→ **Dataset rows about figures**
/---

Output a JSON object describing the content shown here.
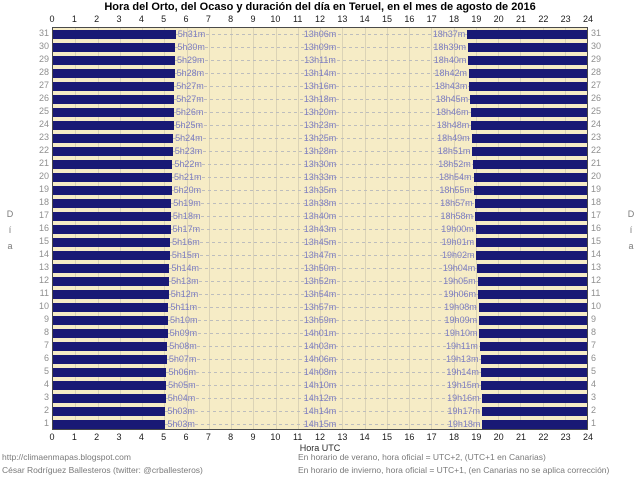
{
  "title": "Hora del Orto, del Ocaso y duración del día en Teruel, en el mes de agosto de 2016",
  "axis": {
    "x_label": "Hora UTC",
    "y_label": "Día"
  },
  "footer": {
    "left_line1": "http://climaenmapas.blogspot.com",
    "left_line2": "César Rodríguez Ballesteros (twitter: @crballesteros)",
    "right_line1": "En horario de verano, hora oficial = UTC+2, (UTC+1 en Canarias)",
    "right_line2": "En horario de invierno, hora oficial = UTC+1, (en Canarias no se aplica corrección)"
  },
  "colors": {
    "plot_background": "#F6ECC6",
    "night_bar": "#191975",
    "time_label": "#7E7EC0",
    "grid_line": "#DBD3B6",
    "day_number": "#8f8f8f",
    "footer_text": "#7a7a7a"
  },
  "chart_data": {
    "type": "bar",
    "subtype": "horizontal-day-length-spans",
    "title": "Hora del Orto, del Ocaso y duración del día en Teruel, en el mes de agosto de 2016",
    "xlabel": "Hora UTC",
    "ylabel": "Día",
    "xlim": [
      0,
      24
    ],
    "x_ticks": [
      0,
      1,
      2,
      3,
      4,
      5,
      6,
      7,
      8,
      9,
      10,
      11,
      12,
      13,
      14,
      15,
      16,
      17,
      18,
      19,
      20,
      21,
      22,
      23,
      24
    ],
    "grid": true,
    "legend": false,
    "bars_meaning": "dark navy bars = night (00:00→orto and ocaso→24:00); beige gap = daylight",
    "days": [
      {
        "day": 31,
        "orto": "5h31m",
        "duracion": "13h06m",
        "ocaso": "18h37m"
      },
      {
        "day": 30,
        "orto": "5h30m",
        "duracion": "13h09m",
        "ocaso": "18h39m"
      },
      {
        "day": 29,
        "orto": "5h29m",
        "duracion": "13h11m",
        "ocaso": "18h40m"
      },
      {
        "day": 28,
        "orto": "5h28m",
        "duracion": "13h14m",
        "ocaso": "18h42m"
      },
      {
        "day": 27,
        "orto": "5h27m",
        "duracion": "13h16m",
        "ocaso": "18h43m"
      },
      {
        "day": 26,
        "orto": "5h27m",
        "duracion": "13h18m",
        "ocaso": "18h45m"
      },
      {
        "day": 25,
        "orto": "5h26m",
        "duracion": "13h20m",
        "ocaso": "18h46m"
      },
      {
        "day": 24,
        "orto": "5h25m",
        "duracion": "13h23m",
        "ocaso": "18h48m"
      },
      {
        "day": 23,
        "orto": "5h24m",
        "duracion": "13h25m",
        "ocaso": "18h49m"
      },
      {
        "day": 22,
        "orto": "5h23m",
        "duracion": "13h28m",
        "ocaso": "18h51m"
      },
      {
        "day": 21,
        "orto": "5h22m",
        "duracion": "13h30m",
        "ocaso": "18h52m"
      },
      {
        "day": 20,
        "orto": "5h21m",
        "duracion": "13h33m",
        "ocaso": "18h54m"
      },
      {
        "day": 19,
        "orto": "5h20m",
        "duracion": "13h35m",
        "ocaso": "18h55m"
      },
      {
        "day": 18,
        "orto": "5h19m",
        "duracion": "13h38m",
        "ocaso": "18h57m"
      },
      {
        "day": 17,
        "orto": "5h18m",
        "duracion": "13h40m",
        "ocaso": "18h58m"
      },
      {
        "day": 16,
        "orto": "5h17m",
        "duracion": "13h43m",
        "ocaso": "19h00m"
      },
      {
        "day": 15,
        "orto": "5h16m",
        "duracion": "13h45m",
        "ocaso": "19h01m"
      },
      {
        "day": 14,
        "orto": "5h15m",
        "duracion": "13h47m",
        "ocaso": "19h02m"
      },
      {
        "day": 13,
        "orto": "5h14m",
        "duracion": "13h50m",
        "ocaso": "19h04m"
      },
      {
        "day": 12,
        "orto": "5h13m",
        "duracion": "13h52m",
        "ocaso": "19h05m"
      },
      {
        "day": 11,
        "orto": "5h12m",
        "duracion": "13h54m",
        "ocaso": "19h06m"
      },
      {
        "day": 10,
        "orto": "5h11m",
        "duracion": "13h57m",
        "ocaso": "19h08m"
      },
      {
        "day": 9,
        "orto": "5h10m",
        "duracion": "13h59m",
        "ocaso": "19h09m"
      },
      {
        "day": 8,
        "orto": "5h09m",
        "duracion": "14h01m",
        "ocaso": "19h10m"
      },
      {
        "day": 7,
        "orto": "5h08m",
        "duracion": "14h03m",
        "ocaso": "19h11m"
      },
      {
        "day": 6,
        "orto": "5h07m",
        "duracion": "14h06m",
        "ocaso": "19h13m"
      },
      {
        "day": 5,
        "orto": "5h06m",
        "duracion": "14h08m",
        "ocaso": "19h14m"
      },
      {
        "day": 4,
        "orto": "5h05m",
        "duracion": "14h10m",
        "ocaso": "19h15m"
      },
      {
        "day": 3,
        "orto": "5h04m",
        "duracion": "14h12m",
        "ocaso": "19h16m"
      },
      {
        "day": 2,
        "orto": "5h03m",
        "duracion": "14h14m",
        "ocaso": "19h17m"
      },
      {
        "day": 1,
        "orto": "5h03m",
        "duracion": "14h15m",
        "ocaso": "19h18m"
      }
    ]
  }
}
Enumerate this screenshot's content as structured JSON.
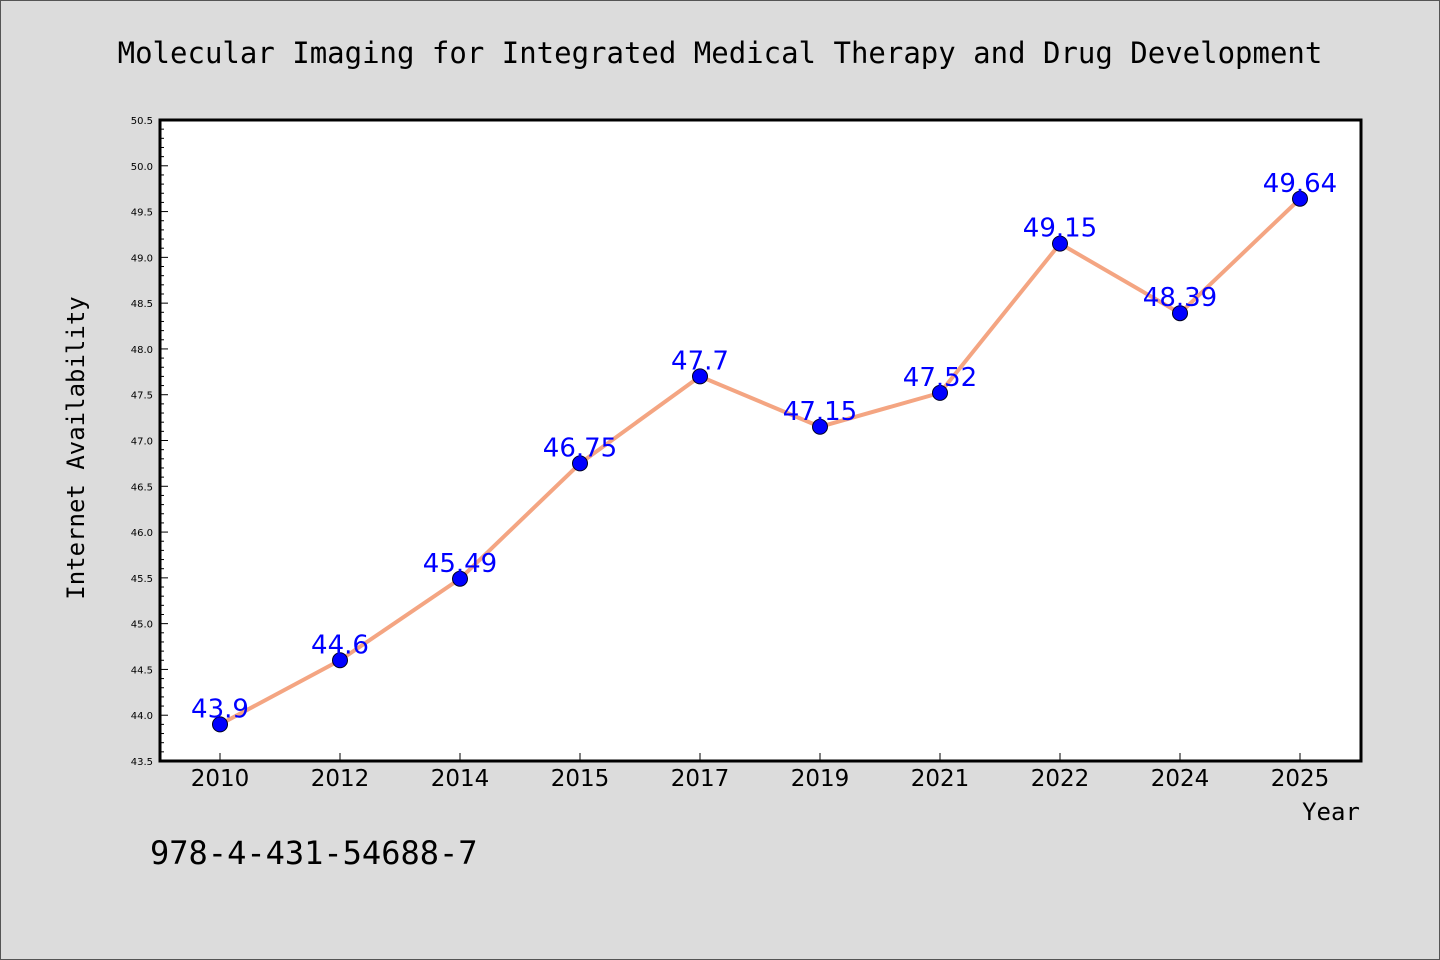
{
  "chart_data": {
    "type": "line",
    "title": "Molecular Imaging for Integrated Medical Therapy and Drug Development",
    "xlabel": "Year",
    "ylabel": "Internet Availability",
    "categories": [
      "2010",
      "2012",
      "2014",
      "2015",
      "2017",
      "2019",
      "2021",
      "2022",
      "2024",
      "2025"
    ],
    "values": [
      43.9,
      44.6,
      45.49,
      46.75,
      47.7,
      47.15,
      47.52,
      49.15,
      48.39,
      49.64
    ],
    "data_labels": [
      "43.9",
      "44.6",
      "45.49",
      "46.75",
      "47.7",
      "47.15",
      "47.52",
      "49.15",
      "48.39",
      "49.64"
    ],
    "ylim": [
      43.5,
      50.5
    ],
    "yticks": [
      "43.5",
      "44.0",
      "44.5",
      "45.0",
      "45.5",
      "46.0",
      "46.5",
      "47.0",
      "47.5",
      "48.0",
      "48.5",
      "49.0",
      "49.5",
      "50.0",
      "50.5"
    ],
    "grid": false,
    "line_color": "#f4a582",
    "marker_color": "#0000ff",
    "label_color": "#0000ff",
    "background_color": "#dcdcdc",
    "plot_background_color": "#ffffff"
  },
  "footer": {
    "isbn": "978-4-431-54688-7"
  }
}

\---

→ **Set exercise**
Images do not belong in the copy; reproduce all other parts of the records above verbatim.

→ **Result of this task**
Output a JSON object describing the content shown here.
{
  "title": "Hora del Orto, del Ocaso y duración del día en Teruel, en el mes de agosto de 2016",
  "axis": {
    "x_label": "Hora UTC",
    "y_label": "Día"
  },
  "footer": {
    "left_line1": "http://climaenmapas.blogspot.com",
    "left_line2": "César Rodríguez Ballesteros (twitter: @crballesteros)",
    "right_line1": "En horario de verano, hora oficial = UTC+2, (UTC+1 en Canarias)",
    "right_line2": "En horario de invierno, hora oficial = UTC+1, (en Canarias no se aplica corrección)"
  },
  "colors": {
    "plot_background": "#F6ECC6",
    "night_bar": "#191975",
    "time_label": "#7E7EC0",
    "grid_line": "#DBD3B6",
    "day_number": "#8f8f8f",
    "footer_text": "#7a7a7a"
  },
  "chart_data": {
    "type": "bar",
    "subtype": "horizontal-day-length-spans",
    "title": "Hora del Orto, del Ocaso y duración del día en Teruel, en el mes de agosto de 2016",
    "xlabel": "Hora UTC",
    "ylabel": "Día",
    "xlim": [
      0,
      24
    ],
    "x_ticks": [
      0,
      1,
      2,
      3,
      4,
      5,
      6,
      7,
      8,
      9,
      10,
      11,
      12,
      13,
      14,
      15,
      16,
      17,
      18,
      19,
      20,
      21,
      22,
      23,
      24
    ],
    "grid": true,
    "legend": false,
    "bars_meaning": "dark navy bars = night (00:00→orto and ocaso→24:00); beige gap = daylight",
    "days": [
      {
        "day": 31,
        "orto": "5h31m",
        "duracion": "13h06m",
        "ocaso": "18h37m"
      },
      {
        "day": 30,
        "orto": "5h30m",
        "duracion": "13h09m",
        "ocaso": "18h39m"
      },
      {
        "day": 29,
        "orto": "5h29m",
        "duracion": "13h11m",
        "ocaso": "18h40m"
      },
      {
        "day": 28,
        "orto": "5h28m",
        "duracion": "13h14m",
        "ocaso": "18h42m"
      },
      {
        "day": 27,
        "orto": "5h27m",
        "duracion": "13h16m",
        "ocaso": "18h43m"
      },
      {
        "day": 26,
        "orto": "5h27m",
        "duracion": "13h18m",
        "ocaso": "18h45m"
      },
      {
        "day": 25,
        "orto": "5h26m",
        "duracion": "13h20m",
        "ocaso": "18h46m"
      },
      {
        "day": 24,
        "orto": "5h25m",
        "duracion": "13h23m",
        "ocaso": "18h48m"
      },
      {
        "day": 23,
        "orto": "5h24m",
        "duracion": "13h25m",
        "ocaso": "18h49m"
      },
      {
        "day": 22,
        "orto": "5h23m",
        "duracion": "13h28m",
        "ocaso": "18h51m"
      },
      {
        "day": 21,
        "orto": "5h22m",
        "duracion": "13h30m",
        "ocaso": "18h52m"
      },
      {
        "day": 20,
        "orto": "5h21m",
        "duracion": "13h33m",
        "ocaso": "18h54m"
      },
      {
        "day": 19,
        "orto": "5h20m",
        "duracion": "13h35m",
        "ocaso": "18h55m"
      },
      {
        "day": 18,
        "orto": "5h19m",
        "duracion": "13h38m",
        "ocaso": "18h57m"
      },
      {
        "day": 17,
        "orto": "5h18m",
        "duracion": "13h40m",
        "ocaso": "18h58m"
      },
      {
        "day": 16,
        "orto": "5h17m",
        "duracion": "13h43m",
        "ocaso": "19h00m"
      },
      {
        "day": 15,
        "orto": "5h16m",
        "duracion": "13h45m",
        "ocaso": "19h01m"
      },
      {
        "day": 14,
        "orto": "5h15m",
        "duracion": "13h47m",
        "ocaso": "19h02m"
      },
      {
        "day": 13,
        "orto": "5h14m",
        "duracion": "13h50m",
        "ocaso": "19h04m"
      },
      {
        "day": 12,
        "orto": "5h13m",
        "duracion": "13h52m",
        "ocaso": "19h05m"
      },
      {
        "day": 11,
        "orto": "5h12m",
        "duracion": "13h54m",
        "ocaso": "19h06m"
      },
      {
        "day": 10,
        "orto": "5h11m",
        "duracion": "13h57m",
        "ocaso": "19h08m"
      },
      {
        "day": 9,
        "orto": "5h10m",
        "duracion": "13h59m",
        "ocaso": "19h09m"
      },
      {
        "day": 8,
        "orto": "5h09m",
        "duracion": "14h01m",
        "ocaso": "19h10m"
      },
      {
        "day": 7,
        "orto": "5h08m",
        "duracion": "14h03m",
        "ocaso": "19h11m"
      },
      {
        "day": 6,
        "orto": "5h07m",
        "duracion": "14h06m",
        "ocaso": "19h13m"
      },
      {
        "day": 5,
        "orto": "5h06m",
        "duracion": "14h08m",
        "ocaso": "19h14m"
      },
      {
        "day": 4,
        "orto": "5h05m",
        "duracion": "14h10m",
        "ocaso": "19h15m"
      },
      {
        "day": 3,
        "orto": "5h04m",
        "duracion": "14h12m",
        "ocaso": "19h16m"
      },
      {
        "day": 2,
        "orto": "5h03m",
        "duracion": "14h14m",
        "ocaso": "19h17m"
      },
      {
        "day": 1,
        "orto": "5h03m",
        "duracion": "14h15m",
        "ocaso": "19h18m"
      }
    ]
  }
}
Enumerate this screenshot's content as structured JSON.
{
  "chart_data": {
    "type": "line",
    "title": "Molecular Imaging for Integrated Medical Therapy and Drug Development",
    "xlabel": "Year",
    "ylabel": "Internet Availability",
    "categories": [
      "2010",
      "2012",
      "2014",
      "2015",
      "2017",
      "2019",
      "2021",
      "2022",
      "2024",
      "2025"
    ],
    "values": [
      43.9,
      44.6,
      45.49,
      46.75,
      47.7,
      47.15,
      47.52,
      49.15,
      48.39,
      49.64
    ],
    "data_labels": [
      "43.9",
      "44.6",
      "45.49",
      "46.75",
      "47.7",
      "47.15",
      "47.52",
      "49.15",
      "48.39",
      "49.64"
    ],
    "ylim": [
      43.5,
      50.5
    ],
    "yticks": [
      "43.5",
      "44.0",
      "44.5",
      "45.0",
      "45.5",
      "46.0",
      "46.5",
      "47.0",
      "47.5",
      "48.0",
      "48.5",
      "49.0",
      "49.5",
      "50.0",
      "50.5"
    ],
    "grid": false,
    "line_color": "#f4a582",
    "marker_color": "#0000ff",
    "label_color": "#0000ff",
    "background_color": "#dcdcdc",
    "plot_background_color": "#ffffff"
  },
  "footer": {
    "isbn": "978-4-431-54688-7"
  }
}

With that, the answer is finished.